[START]

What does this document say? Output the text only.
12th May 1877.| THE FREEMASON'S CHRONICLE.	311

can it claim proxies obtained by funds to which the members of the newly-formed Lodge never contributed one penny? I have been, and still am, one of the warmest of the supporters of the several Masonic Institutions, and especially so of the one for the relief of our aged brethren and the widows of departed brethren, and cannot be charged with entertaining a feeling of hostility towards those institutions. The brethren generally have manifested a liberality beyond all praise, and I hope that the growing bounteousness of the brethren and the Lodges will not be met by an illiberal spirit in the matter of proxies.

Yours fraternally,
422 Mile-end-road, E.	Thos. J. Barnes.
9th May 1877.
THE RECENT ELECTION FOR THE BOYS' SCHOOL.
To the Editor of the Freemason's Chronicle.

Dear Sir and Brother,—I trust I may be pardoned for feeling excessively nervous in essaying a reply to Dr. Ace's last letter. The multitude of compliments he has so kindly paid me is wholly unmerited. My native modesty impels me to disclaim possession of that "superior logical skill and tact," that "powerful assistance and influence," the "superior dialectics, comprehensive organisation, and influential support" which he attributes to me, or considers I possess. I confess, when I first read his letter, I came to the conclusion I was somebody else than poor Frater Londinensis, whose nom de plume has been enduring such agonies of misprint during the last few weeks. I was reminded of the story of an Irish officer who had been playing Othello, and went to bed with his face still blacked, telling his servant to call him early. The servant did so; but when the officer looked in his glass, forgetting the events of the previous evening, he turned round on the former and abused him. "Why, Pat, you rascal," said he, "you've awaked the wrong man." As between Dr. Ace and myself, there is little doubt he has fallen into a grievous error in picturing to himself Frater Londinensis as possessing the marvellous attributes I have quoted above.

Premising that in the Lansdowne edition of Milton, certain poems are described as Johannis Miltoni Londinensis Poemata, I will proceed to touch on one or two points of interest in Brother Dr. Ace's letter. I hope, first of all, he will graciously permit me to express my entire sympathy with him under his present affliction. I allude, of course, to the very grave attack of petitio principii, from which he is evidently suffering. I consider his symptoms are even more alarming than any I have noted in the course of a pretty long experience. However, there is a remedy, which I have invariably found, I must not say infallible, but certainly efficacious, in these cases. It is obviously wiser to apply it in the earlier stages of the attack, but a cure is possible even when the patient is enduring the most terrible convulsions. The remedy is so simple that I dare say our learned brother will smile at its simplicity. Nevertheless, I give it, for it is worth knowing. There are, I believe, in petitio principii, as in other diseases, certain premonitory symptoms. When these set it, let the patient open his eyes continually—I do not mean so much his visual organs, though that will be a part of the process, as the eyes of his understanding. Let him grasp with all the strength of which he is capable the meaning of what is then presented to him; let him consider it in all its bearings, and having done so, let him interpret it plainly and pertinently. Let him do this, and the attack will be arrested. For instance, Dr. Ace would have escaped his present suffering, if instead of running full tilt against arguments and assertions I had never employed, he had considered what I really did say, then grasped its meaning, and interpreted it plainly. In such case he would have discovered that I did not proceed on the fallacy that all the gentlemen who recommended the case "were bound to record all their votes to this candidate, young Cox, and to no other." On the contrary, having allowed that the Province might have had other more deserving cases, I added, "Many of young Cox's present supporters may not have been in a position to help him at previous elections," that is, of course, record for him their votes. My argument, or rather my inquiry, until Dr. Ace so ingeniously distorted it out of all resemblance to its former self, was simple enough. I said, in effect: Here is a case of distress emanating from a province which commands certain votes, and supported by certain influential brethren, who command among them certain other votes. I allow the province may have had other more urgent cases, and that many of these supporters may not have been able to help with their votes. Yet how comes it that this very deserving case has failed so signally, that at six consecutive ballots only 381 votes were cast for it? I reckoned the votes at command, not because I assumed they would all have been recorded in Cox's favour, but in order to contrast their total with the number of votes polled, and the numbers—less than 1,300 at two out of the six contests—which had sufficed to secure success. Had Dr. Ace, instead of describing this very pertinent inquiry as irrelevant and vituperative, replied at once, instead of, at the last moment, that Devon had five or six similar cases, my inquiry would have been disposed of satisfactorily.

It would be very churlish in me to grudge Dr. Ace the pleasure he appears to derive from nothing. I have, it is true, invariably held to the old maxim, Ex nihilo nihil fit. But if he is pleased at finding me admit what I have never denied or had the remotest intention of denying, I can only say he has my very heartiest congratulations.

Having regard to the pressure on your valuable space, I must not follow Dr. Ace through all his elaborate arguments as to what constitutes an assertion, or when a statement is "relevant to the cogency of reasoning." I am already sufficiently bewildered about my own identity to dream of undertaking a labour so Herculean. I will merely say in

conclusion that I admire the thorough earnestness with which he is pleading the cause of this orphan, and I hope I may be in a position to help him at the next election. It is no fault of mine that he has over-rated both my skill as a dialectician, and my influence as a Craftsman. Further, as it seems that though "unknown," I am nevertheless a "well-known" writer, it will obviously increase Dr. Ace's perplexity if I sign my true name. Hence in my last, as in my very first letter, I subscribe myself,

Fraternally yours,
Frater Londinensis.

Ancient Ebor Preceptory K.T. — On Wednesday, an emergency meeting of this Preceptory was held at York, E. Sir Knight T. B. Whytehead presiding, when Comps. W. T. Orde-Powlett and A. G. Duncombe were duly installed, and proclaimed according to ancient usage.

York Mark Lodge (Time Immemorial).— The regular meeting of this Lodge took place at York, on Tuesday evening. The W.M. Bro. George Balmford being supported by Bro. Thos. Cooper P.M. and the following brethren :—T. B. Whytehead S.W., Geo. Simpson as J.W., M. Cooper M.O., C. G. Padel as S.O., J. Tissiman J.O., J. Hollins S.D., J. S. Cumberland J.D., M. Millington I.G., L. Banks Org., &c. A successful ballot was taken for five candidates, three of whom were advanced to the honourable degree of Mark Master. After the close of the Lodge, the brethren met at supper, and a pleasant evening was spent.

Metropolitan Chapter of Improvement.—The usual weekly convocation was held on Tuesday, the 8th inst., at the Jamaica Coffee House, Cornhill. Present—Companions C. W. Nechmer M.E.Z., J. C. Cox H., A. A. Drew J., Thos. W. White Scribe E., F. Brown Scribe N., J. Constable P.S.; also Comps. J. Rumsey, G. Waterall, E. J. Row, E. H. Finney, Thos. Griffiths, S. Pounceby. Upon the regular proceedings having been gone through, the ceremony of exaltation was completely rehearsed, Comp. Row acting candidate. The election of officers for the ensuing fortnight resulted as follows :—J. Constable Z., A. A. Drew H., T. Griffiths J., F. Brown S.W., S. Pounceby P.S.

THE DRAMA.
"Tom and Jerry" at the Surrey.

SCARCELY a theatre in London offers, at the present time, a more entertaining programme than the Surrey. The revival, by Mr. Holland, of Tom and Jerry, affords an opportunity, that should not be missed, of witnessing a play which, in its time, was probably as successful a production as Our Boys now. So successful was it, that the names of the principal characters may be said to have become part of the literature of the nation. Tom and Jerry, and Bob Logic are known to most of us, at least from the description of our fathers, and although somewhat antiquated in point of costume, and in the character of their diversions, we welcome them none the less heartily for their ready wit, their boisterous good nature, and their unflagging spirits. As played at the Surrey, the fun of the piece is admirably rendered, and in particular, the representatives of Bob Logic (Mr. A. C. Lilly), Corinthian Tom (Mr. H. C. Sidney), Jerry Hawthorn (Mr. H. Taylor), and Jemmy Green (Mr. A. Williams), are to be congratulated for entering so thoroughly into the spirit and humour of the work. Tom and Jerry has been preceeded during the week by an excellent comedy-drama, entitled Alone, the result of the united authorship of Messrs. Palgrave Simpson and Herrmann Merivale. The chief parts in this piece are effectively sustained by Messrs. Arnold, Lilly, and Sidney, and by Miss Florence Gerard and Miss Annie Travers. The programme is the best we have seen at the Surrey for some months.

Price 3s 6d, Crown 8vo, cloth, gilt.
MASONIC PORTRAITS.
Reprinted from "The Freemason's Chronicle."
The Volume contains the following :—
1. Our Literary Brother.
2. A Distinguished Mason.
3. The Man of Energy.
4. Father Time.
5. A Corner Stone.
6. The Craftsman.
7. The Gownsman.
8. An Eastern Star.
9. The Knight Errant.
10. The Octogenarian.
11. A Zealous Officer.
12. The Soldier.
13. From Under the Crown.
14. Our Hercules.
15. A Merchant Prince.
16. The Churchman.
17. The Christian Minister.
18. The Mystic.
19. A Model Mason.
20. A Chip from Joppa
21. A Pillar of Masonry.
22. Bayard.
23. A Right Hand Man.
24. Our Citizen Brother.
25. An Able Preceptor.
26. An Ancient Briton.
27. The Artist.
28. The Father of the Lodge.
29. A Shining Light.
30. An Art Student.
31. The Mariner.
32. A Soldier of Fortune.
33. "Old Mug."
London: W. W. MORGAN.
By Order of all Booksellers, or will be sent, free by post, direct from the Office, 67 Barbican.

[END]

Show every line of the records above that contains the word "Knight".

Ancient Ebor Preceptory K.T. — On Wednesday, an emergency meeting of this Preceptory was held at York, E. Sir Knight T. B. Whytehead presiding, when Comps. W. T. Orde-Powlett and A. G. Duncombe were duly installed, and proclaimed according to ancient usage.
9. The Knight Errant.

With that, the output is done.